-- START OF Information given --
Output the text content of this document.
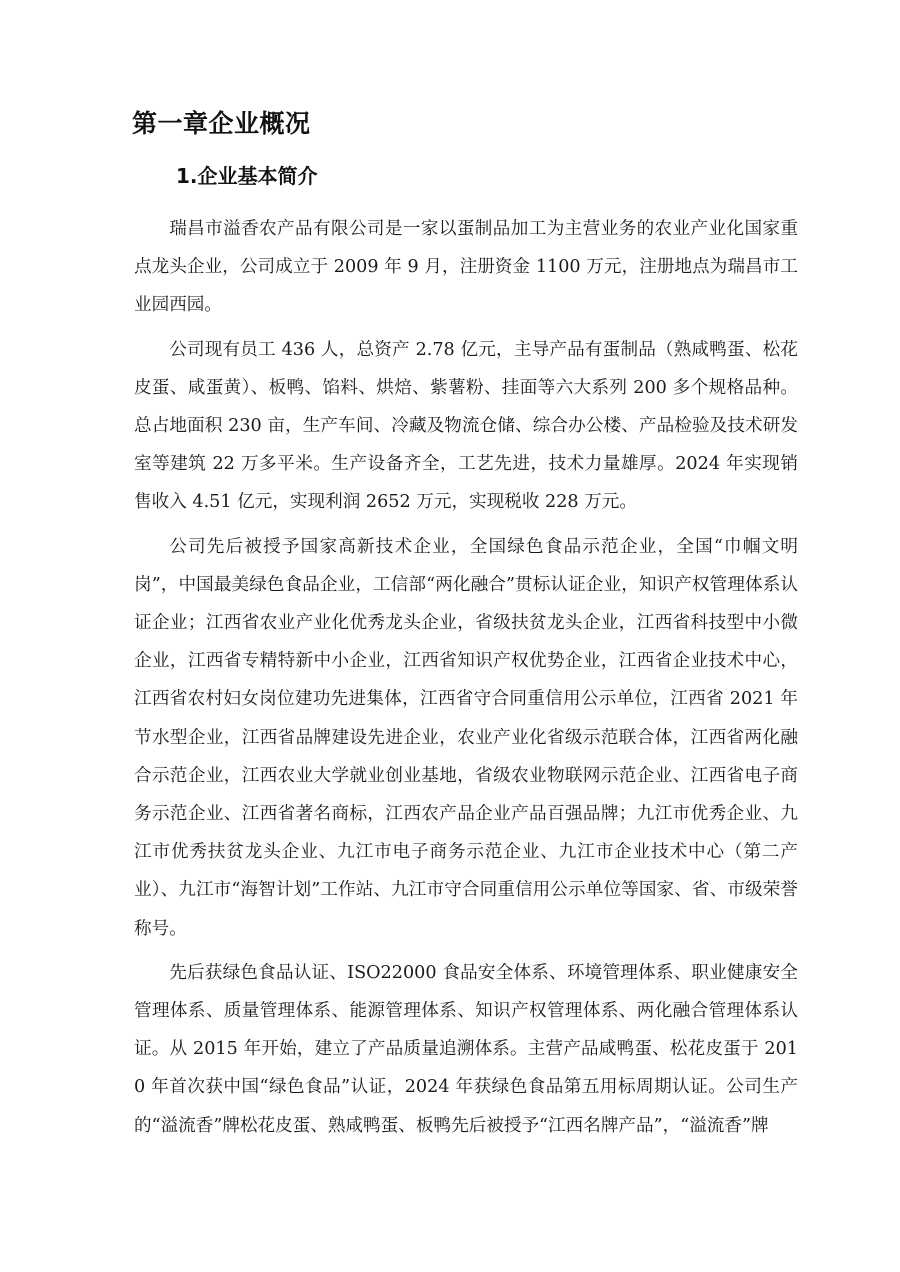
第一章企业概况
1.企业基本简介

瑞昌市溢香农产品有限公司是一家以蛋制品加工为主营业务的农业产业化国家重点龙头企业，公司成立于 2009 年 9 月，注册资金 1100 万元，注册地点为瑞昌市工业园西园。

公司现有员工 436 人，总资产 2.78 亿元，主导产品有蛋制品（熟咸鸭蛋、松花皮蛋、咸蛋黄）、板鸭、馅料、烘焙、紫薯粉、挂面等六大系列 200 多个规格品种。总占地面积 230 亩，生产车间、冷藏及物流仓储、综合办公楼、产品检验及技术研发室等建筑 22 万多平米。生产设备齐全，工艺先进，技术力量雄厚。2024 年实现销售收入 4.51 亿元，实现利润 2652 万元，实现税收 228 万元。

公司先后被授予国家高新技术企业，全国绿色食品示范企业，全国“巾帼文明岗”，中国最美绿色食品企业，工信部“两化融合”贯标认证企业，知识产权管理体系认证企业；江西省农业产业化优秀龙头企业，省级扶贫龙头企业，江西省科技型中小微企业，江西省专精特新中小企业，江西省知识产权优势企业，江西省企业技术中心，江西省农村妇女岗位建功先进集体，江西省守合同重信用公示单位，江西省 2021 年节水型企业，江西省品牌建设先进企业，农业产业化省级示范联合体，江西省两化融合示范企业，江西农业大学就业创业基地，省级农业物联网示范企业、江西省电子商务示范企业、江西省著名商标，江西农产品企业产品百强品牌；九江市优秀企业、九江市优秀扶贫龙头企业、九江市电子商务示范企业、九江市企业技术中心（第二产业）、九江市“海智计划”工作站、九江市守合同重信用公示单位等国家、省、市级荣誉称号。

先后获绿色食品认证、ISO22000 食品安全体系、环境管理体系、职业健康安全管理体系、质量管理体系、能源管理体系、知识产权管理体系、两化融合管理体系认证。从 2015 年开始，建立了产品质量追溯体系。主营产品咸鸭蛋、松花皮蛋于 2010 年首次获中国“绿色食品”认证，2024 年获绿色食品第五用标周期认证。公司生产的“溢流香”牌松花皮蛋、熟咸鸭蛋、板鸭先后被授予“江西名牌产品”，“溢流香”牌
-- END OF Information given --
Problem requirements
Of the lines in the listing above, how many hold the string "熟咸鸭蛋"? Reply with the number only.

Output below
2